[Set problem]: Copy the entries from the line with "UI element localization: list" to the line with "cell-toplam-SAĞLIK[interactable]: 120.000.000 TL", swapping "interactable" for "clickable" and leaving everything else as it is.

[Listed entries]:

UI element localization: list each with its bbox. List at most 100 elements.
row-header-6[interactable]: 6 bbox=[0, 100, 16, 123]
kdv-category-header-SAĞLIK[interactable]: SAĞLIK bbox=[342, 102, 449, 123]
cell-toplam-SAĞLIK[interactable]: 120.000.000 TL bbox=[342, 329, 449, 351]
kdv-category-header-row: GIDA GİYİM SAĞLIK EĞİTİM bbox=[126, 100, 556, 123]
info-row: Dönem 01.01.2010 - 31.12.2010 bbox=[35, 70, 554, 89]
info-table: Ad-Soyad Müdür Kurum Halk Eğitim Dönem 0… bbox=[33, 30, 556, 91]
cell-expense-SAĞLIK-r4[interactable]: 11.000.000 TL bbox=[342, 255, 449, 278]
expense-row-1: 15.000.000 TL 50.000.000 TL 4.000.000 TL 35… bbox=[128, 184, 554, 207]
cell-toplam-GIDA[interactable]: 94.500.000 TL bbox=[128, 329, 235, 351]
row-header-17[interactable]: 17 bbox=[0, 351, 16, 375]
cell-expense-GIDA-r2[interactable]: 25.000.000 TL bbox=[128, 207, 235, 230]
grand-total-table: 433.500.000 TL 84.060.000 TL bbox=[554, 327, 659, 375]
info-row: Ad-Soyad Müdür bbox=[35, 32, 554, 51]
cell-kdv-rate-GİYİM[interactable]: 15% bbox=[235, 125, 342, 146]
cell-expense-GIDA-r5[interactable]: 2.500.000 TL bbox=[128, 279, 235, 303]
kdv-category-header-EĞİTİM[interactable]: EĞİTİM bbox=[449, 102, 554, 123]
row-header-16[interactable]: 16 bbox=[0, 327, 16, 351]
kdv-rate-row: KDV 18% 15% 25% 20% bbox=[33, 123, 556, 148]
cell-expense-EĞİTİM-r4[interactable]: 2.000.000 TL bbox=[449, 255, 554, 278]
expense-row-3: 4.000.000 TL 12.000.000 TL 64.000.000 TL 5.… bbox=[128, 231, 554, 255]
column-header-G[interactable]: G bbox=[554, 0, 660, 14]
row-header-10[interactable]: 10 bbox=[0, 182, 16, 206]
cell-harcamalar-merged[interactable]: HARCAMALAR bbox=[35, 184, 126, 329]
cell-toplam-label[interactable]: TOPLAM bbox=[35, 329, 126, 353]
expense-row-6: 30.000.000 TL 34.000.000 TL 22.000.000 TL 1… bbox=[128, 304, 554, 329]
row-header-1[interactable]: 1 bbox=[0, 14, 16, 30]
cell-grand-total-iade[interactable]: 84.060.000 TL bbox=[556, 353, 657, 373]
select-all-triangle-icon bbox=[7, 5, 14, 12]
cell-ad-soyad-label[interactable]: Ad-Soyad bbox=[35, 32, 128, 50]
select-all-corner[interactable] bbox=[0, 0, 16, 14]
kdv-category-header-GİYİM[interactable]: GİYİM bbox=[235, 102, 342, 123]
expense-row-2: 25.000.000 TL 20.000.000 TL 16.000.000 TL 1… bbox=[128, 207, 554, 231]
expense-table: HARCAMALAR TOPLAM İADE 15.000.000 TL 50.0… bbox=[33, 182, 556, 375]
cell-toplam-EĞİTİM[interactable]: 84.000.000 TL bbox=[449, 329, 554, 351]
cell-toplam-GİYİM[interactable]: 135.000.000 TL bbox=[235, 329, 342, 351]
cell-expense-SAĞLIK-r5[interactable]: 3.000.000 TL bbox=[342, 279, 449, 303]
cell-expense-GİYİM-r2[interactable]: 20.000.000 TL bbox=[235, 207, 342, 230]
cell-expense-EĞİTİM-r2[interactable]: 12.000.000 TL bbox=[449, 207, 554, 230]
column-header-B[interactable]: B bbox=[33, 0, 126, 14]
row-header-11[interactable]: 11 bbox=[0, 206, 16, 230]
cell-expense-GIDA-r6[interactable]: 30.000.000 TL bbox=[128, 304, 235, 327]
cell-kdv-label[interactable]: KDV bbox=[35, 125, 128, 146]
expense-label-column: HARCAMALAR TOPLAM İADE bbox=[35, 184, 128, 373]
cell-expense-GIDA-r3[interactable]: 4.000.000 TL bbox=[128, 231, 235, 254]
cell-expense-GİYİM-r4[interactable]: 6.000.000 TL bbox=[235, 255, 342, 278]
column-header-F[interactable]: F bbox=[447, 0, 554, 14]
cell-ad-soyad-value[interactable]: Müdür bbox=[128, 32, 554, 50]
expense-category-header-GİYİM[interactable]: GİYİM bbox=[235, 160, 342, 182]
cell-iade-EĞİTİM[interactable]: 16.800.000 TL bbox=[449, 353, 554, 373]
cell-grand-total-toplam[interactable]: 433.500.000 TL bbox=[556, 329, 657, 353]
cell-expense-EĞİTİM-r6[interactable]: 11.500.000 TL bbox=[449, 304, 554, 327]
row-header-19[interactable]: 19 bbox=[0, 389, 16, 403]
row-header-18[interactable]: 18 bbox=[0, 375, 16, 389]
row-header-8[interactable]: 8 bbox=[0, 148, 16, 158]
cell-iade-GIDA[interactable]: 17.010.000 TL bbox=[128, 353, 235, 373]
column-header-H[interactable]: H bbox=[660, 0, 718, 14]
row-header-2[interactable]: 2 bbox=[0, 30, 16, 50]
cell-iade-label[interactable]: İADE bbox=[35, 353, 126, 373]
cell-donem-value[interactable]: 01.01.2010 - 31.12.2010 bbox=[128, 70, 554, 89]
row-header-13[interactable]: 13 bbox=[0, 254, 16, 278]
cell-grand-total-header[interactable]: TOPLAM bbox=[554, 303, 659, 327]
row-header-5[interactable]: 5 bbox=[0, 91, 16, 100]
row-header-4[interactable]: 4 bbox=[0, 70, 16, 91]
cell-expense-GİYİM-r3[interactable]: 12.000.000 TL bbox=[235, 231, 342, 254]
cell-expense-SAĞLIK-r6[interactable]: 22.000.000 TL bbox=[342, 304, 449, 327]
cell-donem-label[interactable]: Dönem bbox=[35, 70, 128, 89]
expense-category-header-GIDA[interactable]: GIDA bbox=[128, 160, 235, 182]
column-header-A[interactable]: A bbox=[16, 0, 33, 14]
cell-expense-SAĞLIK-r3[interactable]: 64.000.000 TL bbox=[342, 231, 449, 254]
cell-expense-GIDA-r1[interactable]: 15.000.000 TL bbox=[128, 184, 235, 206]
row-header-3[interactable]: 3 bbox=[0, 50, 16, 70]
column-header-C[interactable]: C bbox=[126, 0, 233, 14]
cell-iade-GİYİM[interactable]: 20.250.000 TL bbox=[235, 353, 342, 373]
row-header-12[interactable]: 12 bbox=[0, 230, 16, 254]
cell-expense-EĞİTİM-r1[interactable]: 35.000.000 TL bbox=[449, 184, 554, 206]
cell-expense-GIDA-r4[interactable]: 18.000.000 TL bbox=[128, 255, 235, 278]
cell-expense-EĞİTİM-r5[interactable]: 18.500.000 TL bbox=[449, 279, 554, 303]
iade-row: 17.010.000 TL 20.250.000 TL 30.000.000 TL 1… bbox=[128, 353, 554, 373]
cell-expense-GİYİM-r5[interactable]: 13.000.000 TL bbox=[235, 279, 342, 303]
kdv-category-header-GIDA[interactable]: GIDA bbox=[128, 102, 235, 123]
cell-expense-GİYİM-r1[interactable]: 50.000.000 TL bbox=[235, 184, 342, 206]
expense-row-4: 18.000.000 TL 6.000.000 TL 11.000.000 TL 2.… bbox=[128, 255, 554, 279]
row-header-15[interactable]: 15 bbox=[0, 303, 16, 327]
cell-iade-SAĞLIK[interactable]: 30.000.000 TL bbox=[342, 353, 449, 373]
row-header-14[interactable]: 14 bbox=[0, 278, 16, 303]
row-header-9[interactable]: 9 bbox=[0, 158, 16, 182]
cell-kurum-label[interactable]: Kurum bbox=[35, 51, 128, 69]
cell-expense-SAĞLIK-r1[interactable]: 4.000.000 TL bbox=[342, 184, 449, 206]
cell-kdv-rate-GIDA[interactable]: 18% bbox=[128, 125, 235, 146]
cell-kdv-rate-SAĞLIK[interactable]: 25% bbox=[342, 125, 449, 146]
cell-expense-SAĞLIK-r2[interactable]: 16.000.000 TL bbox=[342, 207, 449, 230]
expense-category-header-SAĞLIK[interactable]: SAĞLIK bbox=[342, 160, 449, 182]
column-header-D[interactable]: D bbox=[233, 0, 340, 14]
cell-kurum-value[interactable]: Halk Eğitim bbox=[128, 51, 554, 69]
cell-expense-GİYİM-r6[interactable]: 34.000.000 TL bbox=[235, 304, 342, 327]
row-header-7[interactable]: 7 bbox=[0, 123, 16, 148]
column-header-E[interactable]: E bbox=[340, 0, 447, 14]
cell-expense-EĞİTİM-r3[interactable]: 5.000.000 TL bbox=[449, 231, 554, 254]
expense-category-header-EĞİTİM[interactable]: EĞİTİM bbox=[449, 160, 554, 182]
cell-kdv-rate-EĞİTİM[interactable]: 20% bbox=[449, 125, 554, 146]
==
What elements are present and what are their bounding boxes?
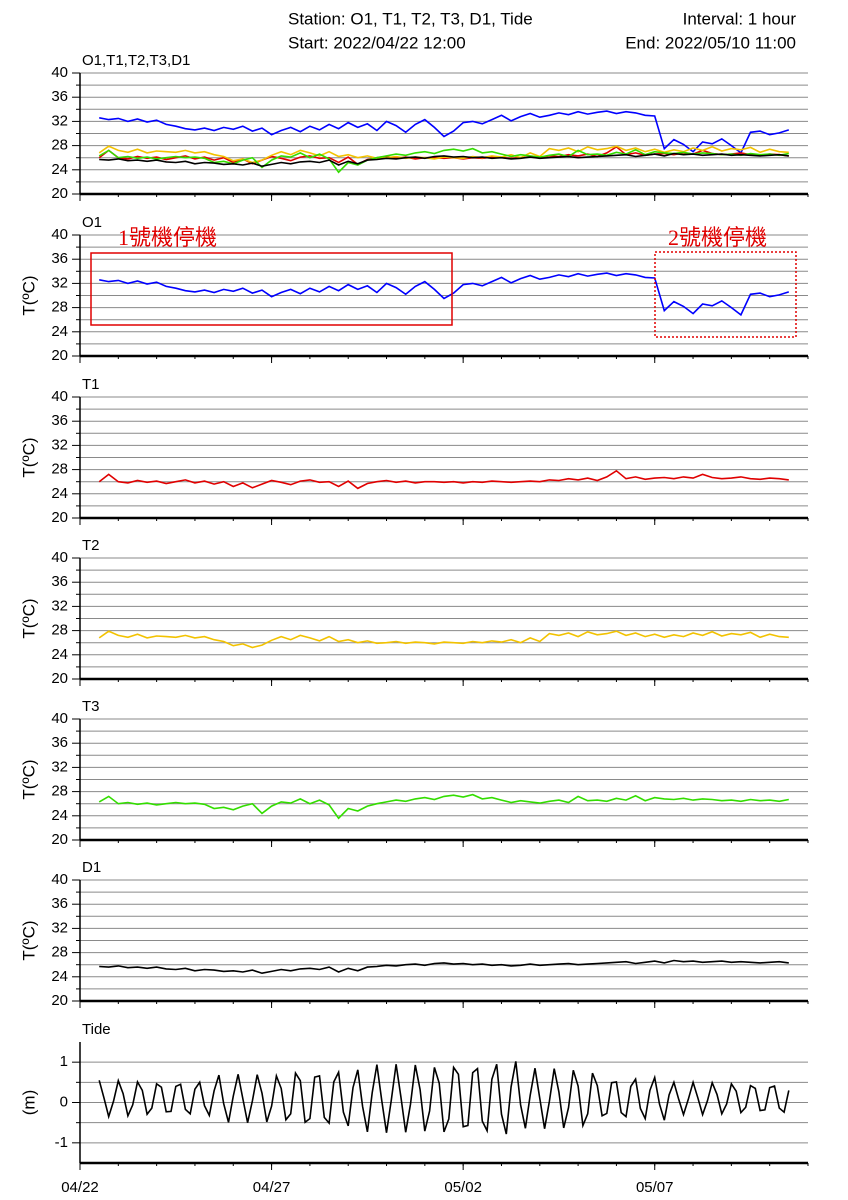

[Exercise output]:
UI element localization: list each with its bbox. List at most 100 elements.
row-header-6[clickable]: 6 bbox=[0, 100, 16, 123]
kdv-category-header-SAĞLIK[clickable]: SAĞLIK bbox=[342, 102, 449, 123]
cell-toplam-SAĞLIK[clickable]: 120.000.000 TL bbox=[342, 329, 449, 351]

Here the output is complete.